• Exercise prompt
Gather all lines from the material that contain the word "مربع".

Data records

————

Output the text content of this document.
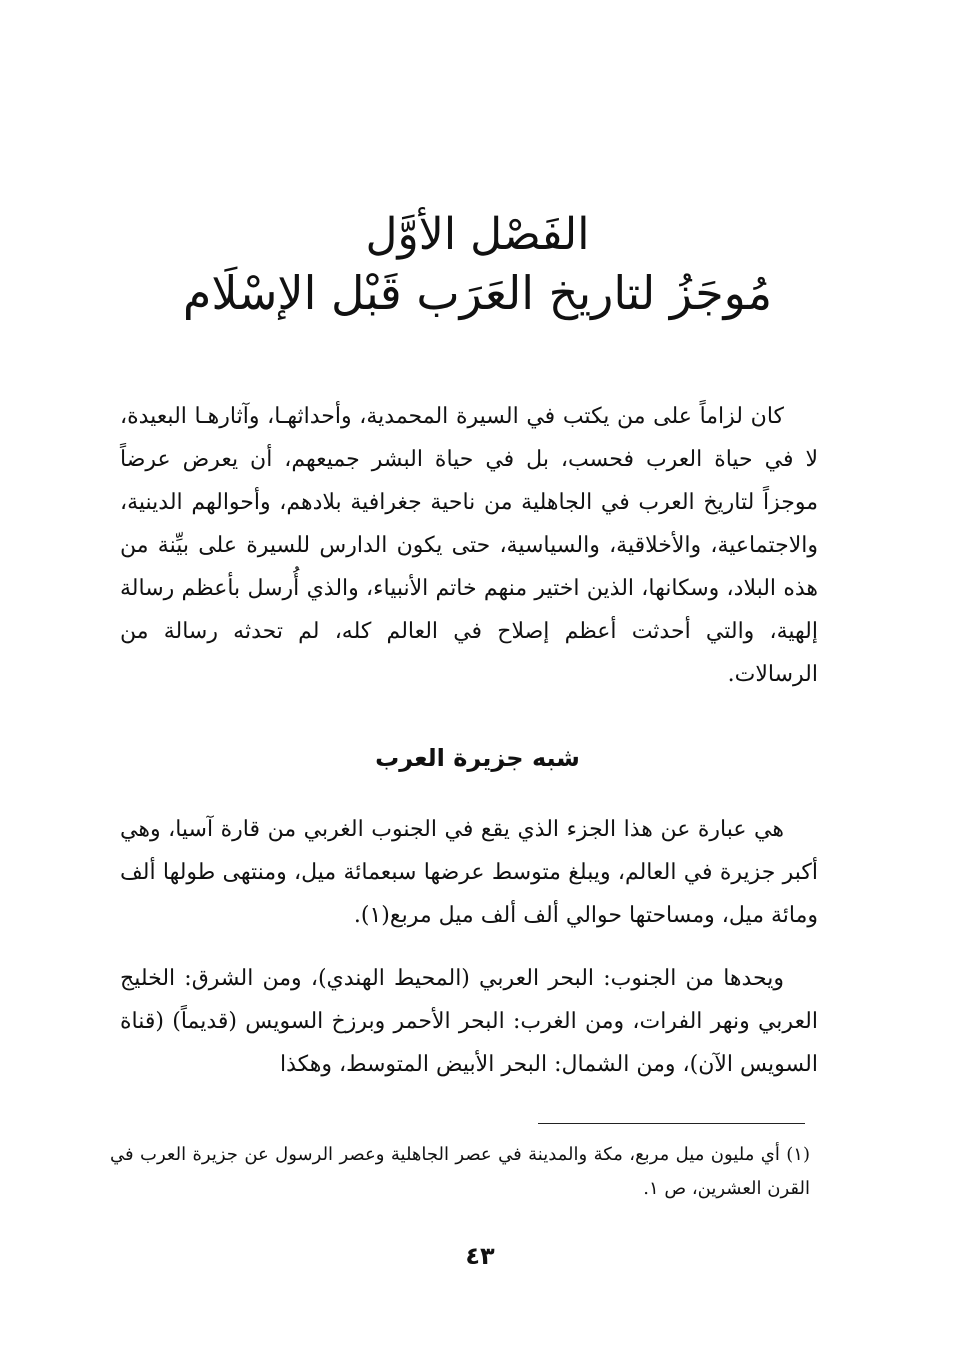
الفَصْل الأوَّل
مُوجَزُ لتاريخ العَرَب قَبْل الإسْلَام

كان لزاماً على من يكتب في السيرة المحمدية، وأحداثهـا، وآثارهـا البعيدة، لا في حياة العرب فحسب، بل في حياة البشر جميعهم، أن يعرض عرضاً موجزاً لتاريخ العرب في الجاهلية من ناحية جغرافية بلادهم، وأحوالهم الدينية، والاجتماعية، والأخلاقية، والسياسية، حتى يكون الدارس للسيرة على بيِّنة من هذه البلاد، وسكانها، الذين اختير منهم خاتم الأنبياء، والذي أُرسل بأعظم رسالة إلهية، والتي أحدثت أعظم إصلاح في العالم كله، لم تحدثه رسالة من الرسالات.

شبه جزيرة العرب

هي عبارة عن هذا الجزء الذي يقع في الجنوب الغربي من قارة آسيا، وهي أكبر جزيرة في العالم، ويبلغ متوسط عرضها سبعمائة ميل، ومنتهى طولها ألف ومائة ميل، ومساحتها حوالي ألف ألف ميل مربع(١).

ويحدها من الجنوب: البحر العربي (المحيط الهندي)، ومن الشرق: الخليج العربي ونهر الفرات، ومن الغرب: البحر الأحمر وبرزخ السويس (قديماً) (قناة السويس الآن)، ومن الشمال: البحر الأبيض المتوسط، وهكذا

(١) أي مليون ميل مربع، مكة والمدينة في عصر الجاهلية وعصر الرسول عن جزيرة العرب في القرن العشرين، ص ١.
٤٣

————

• Answer to the task
هي عبارة عن هذا الجزء الذي يقع في الجنوب الغربي من قارة آسيا، وهي أكبر جزيرة في العالم، ويبلغ متوسط عرضها سبعمائة ميل، ومنتهى طولها ألف ومائة ميل، ومساحتها حوالي ألف ألف ميل مربع(١).
(١) أي مليون ميل مربع، مكة والمدينة في عصر الجاهلية وعصر الرسول عن جزيرة العرب في القرن العشرين، ص ١.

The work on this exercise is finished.